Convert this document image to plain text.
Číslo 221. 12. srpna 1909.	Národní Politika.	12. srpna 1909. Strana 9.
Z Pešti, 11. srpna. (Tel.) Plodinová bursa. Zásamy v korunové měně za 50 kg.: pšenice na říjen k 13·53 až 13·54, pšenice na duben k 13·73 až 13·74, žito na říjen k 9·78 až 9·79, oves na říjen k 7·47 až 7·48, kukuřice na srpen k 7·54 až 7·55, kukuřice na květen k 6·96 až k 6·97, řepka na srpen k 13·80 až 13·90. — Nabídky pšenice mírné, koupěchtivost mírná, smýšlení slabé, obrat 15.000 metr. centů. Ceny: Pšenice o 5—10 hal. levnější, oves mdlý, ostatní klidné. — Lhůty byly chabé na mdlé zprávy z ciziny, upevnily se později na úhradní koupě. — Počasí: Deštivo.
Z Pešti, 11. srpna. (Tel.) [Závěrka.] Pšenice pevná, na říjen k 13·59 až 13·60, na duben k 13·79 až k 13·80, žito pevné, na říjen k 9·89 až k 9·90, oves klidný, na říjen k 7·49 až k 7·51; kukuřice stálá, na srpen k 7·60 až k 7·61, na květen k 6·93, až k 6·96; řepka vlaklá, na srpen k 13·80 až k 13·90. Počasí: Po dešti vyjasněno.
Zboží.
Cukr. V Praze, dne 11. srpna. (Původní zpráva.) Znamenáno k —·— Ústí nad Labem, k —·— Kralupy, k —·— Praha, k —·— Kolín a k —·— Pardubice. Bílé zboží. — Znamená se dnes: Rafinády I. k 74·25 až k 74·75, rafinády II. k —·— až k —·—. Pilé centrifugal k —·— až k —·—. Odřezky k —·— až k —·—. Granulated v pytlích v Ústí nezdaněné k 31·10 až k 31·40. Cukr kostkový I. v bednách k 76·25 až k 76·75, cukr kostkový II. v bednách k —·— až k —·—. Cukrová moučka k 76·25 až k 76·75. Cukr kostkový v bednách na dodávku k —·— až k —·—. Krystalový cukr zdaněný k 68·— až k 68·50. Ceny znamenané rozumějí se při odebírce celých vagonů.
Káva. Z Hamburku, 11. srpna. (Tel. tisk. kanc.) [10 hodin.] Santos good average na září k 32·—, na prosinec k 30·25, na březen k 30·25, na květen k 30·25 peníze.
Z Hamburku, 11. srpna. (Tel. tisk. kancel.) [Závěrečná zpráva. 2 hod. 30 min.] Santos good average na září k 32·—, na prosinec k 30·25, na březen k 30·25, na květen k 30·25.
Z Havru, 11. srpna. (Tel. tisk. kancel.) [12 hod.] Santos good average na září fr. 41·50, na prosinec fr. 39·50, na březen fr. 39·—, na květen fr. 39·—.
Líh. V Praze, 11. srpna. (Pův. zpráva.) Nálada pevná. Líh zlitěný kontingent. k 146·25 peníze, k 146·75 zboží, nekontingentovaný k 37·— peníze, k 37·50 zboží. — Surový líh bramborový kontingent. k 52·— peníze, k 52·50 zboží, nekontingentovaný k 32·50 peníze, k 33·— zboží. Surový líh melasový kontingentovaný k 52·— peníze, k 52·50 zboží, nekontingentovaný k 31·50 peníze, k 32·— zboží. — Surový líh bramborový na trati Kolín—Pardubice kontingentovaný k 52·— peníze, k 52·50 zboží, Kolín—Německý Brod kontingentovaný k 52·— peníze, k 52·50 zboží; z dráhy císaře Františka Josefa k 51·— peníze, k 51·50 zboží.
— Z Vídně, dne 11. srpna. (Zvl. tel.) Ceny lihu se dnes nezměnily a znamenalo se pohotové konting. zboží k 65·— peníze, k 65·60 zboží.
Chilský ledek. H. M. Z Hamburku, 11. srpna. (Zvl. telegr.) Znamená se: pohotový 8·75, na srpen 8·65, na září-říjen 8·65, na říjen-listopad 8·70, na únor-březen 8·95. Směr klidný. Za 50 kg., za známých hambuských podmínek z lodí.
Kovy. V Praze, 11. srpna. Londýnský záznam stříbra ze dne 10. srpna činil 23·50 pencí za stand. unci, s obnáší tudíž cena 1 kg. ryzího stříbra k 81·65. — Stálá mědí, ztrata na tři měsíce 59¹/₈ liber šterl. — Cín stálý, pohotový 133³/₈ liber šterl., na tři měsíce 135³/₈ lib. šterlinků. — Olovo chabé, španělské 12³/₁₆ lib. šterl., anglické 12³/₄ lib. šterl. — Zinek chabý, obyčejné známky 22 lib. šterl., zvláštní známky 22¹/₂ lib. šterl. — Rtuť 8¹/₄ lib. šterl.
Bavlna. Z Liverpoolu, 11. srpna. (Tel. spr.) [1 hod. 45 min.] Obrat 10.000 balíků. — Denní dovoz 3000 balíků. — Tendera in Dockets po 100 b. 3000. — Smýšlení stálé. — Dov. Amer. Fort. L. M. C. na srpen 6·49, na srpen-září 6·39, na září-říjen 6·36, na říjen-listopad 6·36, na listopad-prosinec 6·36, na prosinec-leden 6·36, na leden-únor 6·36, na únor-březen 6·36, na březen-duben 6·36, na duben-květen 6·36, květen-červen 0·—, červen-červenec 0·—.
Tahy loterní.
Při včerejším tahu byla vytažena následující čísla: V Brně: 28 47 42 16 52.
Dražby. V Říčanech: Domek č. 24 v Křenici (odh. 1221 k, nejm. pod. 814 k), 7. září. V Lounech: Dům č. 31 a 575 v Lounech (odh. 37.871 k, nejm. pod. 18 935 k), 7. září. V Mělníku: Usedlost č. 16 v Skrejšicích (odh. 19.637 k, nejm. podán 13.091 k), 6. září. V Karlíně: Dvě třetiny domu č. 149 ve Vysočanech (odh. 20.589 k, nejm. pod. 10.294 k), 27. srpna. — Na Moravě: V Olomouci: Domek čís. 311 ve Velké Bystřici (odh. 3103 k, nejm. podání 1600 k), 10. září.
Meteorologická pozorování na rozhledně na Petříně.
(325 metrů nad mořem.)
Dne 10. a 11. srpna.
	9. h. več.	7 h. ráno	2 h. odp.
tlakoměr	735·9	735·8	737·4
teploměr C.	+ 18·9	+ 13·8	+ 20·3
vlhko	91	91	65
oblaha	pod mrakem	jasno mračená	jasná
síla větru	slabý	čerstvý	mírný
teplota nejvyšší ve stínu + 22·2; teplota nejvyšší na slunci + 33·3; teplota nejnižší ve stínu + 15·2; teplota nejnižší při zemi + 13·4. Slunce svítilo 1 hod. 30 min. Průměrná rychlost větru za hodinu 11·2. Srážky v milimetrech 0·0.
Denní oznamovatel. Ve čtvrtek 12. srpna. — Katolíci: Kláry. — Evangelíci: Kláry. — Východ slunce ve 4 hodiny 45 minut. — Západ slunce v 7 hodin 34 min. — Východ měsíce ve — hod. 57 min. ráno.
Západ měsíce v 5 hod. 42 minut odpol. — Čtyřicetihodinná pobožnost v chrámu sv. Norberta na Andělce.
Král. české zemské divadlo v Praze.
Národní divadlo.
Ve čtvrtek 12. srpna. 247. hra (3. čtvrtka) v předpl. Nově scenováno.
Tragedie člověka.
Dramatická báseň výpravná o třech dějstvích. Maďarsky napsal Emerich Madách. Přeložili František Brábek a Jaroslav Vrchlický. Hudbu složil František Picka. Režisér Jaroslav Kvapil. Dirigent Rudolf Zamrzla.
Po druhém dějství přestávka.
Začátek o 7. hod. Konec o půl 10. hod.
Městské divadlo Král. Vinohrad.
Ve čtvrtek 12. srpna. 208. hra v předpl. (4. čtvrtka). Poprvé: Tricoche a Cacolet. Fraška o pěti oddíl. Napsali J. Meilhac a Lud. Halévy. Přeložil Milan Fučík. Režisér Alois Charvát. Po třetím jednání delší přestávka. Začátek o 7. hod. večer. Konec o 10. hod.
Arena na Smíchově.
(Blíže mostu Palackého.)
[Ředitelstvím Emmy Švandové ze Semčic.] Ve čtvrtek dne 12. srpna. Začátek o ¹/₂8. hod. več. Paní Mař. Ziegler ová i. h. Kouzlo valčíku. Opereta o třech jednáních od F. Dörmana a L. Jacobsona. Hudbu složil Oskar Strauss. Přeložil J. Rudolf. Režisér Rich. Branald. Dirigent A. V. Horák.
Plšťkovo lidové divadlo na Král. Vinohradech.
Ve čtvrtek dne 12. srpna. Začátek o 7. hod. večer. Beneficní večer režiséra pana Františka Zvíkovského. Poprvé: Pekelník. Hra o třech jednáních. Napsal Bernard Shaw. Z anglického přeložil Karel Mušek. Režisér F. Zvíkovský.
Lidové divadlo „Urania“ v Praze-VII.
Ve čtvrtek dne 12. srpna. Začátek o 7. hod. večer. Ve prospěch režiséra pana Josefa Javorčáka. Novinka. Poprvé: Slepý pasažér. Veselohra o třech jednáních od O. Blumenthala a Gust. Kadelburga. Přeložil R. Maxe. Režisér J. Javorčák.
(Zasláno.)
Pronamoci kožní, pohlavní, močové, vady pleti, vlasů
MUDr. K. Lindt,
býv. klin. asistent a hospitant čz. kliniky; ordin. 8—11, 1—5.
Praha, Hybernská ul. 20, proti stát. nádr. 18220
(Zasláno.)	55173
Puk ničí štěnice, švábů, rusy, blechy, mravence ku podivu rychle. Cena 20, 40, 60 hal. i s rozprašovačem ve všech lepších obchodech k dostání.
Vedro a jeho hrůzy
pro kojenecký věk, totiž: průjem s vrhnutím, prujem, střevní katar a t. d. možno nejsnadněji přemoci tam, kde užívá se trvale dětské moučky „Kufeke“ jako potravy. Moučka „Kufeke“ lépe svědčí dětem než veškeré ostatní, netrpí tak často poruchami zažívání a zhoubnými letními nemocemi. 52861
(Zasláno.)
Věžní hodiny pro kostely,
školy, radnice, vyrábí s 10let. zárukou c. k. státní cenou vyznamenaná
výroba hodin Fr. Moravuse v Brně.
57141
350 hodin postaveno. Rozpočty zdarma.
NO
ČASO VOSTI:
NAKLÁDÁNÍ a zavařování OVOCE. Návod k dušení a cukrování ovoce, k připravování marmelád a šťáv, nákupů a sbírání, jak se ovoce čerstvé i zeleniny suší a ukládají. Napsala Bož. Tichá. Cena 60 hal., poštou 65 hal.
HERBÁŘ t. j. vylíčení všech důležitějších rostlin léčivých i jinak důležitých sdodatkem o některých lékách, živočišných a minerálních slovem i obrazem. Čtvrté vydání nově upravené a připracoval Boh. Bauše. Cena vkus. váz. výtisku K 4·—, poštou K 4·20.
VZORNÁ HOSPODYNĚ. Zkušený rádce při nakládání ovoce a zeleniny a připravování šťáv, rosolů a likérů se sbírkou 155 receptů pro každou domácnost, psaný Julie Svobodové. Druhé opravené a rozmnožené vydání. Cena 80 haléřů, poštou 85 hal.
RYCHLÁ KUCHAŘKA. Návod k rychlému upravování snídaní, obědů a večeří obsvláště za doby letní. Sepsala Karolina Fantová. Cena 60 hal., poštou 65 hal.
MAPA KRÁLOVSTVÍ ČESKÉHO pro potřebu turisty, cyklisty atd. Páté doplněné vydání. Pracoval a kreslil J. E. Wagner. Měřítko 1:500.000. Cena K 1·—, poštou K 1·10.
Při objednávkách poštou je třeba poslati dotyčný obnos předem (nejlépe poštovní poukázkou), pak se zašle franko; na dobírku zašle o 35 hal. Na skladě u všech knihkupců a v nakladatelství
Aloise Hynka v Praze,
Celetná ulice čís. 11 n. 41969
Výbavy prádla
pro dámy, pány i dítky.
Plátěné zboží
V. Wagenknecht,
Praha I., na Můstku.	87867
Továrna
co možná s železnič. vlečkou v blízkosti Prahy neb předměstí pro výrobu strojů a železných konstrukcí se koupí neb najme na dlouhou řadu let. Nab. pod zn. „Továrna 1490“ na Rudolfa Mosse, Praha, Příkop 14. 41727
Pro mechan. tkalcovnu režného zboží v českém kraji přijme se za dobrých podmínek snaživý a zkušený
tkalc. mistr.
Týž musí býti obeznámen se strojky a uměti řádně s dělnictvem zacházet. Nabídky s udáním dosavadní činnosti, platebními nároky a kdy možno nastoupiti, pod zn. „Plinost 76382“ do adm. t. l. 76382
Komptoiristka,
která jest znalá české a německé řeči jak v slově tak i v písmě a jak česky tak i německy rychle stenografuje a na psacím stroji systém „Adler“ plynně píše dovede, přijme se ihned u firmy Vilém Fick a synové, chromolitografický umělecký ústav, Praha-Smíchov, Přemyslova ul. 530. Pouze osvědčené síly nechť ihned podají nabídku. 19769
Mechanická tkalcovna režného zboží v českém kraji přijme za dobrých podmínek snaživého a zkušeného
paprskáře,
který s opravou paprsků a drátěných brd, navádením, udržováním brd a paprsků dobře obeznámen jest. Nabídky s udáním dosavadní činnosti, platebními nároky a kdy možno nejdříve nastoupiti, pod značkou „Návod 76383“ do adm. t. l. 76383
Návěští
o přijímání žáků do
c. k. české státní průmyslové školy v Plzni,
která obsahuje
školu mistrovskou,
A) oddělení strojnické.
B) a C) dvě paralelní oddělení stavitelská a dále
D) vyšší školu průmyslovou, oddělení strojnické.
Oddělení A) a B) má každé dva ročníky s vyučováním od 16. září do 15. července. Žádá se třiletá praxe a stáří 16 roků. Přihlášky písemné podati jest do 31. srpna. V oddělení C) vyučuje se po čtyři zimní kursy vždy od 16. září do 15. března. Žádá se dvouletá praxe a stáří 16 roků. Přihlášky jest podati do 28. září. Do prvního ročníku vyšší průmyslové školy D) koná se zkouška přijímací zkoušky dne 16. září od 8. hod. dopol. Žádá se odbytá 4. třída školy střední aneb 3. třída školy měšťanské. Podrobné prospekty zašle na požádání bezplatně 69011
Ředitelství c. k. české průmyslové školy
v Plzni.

_ _ _ _ _ _ _

- _Requirement_: Copy the lines from the entries above in which the word "českém" appears.

- _Result of this exercise_:
Pro mechan. tkalcovnu režného zboží v českém kraji přijme se za dobrých podmínek snaživý a zkušený
Mechanická tkalcovna režného zboží v českém kraji přijme za dobrých podmínek snaživého a zkušeného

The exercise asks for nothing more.